BLOC DE TEXTE:
□ □ □ □

Commerce international : le renminbi à la conquête du monde

Publié le 11/06/2015 à 09:00

Le renminbi, c’est le nom officiel de la devise chinoise (le yuan fait plutôt référence au nom de la monnaie). Retenez-le, car en décembre dernier, le renminbi est devenu la cinquième devise la plus échangée dans le monde. Les entreprises d’ici qui brassent des affaires en Chine devraient en prendre acte…


SWIFT, l’organisation qui gère la télétransmission des messages bancaires internationaux, révélait ainsi qu’en décembre 2014, 2,17 % des paiements internationaux avaient été réglés en renminbis. C’est suffisant pour que la devise chinoise rejoigne le top 5 des devises les plus utilisées, tout juste derrière le yen japonais.


Ce n’est ni plus ni moins qu’un exploit, considérant qu’il y a cinq ans (en octobre 2010), le renminbi (RMB) se retrouvait dans ce palmarès… à la 35e place!


Parions qu’avec le poids de la Chine dans les échanges commerciaux mondiaux – la Chine étant le deuxième partenaire commercial du Canada – le RMB ne se contentera pas longtemps d’une cinquième place, d’où l’importance pour les entreprises qui font des affaires avec la Chine d’envisager aujourd’hui l’ouverture d’un compte en renminbi.

□ □ □ □

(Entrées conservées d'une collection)
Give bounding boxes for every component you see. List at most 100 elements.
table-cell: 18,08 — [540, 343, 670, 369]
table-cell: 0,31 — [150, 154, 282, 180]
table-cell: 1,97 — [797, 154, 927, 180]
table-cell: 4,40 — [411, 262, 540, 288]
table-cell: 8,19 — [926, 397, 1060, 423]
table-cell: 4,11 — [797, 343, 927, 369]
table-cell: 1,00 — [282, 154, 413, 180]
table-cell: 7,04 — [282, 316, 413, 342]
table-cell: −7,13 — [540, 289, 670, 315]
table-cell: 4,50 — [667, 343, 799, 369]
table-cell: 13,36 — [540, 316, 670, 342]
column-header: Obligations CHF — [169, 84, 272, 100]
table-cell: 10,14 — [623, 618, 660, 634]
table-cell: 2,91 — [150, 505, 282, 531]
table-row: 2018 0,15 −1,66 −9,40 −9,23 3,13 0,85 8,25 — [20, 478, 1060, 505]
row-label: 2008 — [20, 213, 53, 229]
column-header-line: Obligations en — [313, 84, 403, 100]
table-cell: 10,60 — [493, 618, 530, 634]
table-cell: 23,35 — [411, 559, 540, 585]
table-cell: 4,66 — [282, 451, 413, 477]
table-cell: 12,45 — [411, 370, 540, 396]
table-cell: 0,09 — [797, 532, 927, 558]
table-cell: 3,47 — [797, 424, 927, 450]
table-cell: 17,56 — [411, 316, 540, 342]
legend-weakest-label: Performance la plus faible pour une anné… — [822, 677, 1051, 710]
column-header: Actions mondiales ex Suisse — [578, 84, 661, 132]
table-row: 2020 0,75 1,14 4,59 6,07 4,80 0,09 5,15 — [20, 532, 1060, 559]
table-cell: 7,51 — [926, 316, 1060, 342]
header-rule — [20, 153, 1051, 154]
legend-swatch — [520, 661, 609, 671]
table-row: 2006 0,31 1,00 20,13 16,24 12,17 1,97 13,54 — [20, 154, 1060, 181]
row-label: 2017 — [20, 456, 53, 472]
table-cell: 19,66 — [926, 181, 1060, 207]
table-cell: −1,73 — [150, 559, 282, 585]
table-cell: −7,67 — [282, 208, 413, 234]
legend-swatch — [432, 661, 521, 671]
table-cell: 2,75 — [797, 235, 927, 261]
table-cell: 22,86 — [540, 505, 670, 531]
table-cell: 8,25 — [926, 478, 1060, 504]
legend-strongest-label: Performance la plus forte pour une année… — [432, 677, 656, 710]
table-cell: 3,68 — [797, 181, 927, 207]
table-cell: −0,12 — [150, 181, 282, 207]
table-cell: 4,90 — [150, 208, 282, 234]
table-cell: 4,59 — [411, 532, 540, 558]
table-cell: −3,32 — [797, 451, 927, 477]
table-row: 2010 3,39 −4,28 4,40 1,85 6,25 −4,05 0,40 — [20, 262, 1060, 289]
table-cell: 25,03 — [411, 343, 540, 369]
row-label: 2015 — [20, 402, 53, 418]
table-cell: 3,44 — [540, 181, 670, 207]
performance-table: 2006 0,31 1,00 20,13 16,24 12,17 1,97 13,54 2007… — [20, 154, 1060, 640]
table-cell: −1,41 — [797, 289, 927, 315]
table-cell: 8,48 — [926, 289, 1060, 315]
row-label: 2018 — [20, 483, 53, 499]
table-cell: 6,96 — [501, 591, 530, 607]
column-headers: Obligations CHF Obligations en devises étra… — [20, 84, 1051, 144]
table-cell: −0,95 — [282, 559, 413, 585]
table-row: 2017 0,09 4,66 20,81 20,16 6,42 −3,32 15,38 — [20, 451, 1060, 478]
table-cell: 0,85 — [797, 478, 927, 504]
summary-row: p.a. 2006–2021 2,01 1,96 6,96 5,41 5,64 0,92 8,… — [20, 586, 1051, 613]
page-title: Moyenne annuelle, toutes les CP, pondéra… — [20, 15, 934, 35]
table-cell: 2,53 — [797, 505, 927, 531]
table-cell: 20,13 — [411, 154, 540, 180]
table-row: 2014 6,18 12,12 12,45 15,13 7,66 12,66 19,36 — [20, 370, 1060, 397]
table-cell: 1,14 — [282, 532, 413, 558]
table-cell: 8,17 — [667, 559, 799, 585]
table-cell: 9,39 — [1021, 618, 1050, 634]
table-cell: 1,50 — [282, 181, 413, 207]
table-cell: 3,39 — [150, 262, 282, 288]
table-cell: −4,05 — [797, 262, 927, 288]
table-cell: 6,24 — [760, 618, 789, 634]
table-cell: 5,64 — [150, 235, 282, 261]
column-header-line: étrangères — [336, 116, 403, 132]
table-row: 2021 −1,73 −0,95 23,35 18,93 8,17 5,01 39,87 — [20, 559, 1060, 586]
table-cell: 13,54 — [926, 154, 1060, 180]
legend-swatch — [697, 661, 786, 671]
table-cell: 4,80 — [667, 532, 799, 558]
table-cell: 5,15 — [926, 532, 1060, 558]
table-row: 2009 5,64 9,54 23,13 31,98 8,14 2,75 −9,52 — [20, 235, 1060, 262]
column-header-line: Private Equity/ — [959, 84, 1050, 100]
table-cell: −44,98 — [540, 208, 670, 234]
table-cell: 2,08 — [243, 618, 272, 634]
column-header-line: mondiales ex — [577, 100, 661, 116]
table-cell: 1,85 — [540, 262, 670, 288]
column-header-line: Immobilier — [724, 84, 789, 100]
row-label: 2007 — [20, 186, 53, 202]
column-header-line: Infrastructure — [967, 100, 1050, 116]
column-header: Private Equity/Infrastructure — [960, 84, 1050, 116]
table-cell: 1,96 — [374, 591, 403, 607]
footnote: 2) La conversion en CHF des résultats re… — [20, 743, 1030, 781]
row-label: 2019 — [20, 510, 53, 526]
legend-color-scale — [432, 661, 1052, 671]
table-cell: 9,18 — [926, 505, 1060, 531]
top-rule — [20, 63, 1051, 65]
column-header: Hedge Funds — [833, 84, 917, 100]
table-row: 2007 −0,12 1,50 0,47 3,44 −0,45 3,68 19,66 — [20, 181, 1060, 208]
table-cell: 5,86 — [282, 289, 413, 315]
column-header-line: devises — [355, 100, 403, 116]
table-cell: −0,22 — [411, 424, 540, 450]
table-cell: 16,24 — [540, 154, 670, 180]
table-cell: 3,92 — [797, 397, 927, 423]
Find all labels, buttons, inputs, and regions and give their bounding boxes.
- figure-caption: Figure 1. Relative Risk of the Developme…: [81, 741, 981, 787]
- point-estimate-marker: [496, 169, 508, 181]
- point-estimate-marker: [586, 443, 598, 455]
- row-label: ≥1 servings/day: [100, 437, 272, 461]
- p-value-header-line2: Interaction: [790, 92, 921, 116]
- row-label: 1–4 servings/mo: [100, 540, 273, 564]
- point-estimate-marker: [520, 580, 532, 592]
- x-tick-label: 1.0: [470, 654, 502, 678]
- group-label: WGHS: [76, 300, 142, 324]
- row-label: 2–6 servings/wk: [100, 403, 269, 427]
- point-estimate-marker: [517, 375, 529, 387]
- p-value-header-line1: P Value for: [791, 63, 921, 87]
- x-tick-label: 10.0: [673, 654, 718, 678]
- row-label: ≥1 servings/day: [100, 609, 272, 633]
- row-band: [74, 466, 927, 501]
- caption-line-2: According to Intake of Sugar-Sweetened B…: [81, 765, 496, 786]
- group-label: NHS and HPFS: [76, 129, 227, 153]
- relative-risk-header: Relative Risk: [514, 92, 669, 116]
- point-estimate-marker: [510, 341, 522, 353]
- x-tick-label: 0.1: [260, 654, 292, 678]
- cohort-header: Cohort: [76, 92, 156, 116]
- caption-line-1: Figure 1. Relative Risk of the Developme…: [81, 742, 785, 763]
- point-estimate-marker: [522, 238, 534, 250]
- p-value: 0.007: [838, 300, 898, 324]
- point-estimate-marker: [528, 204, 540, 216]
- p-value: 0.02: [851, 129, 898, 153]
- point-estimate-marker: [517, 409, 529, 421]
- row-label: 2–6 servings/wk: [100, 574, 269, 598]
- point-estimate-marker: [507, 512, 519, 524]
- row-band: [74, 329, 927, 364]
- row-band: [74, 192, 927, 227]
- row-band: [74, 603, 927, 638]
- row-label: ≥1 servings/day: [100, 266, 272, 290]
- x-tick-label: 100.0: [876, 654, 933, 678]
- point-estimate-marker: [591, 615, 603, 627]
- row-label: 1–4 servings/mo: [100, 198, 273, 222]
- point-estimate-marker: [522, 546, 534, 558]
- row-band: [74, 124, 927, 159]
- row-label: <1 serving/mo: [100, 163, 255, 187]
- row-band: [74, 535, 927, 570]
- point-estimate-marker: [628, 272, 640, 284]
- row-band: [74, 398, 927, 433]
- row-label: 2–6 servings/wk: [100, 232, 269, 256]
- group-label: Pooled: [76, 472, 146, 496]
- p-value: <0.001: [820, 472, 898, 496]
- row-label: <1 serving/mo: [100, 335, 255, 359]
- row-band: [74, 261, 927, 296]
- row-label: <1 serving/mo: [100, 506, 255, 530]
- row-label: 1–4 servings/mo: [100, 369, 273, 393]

□ □ □ □

CONSIGNE: Extrayez de l'article sur le renminbi le passage qui va de « Le renminbi, c’est » jusqu'à « la 35e place! », sans y changer un mot.

RÉPONSE:
Le renminbi, c’est le nom officiel de la devise chinoise (le yuan fait plutôt référence au nom de la monnaie). Retenez-le, car en décembre dernier, le renminbi est devenu la cinquième devise la plus échangée dans le monde. Les entreprises d’ici qui brassent des affaires en Chine devraient en prendre acte…


SWIFT, l’organisation qui gère la télétransmission des messages bancaires internationaux, révélait ainsi qu’en décembre 2014, 2,17 % des paiements internationaux avaient été réglés en renminbis. C’est suffisant pour que la devise chinoise rejoigne le top 5 des devises les plus utilisées, tout juste derrière le yen japonais.


Ce n’est ni plus ni moins qu’un exploit, considérant qu’il y a cinq ans (en octobre 2010), le renminbi (RMB) se retrouvait dans ce palmarès… à la 35e place!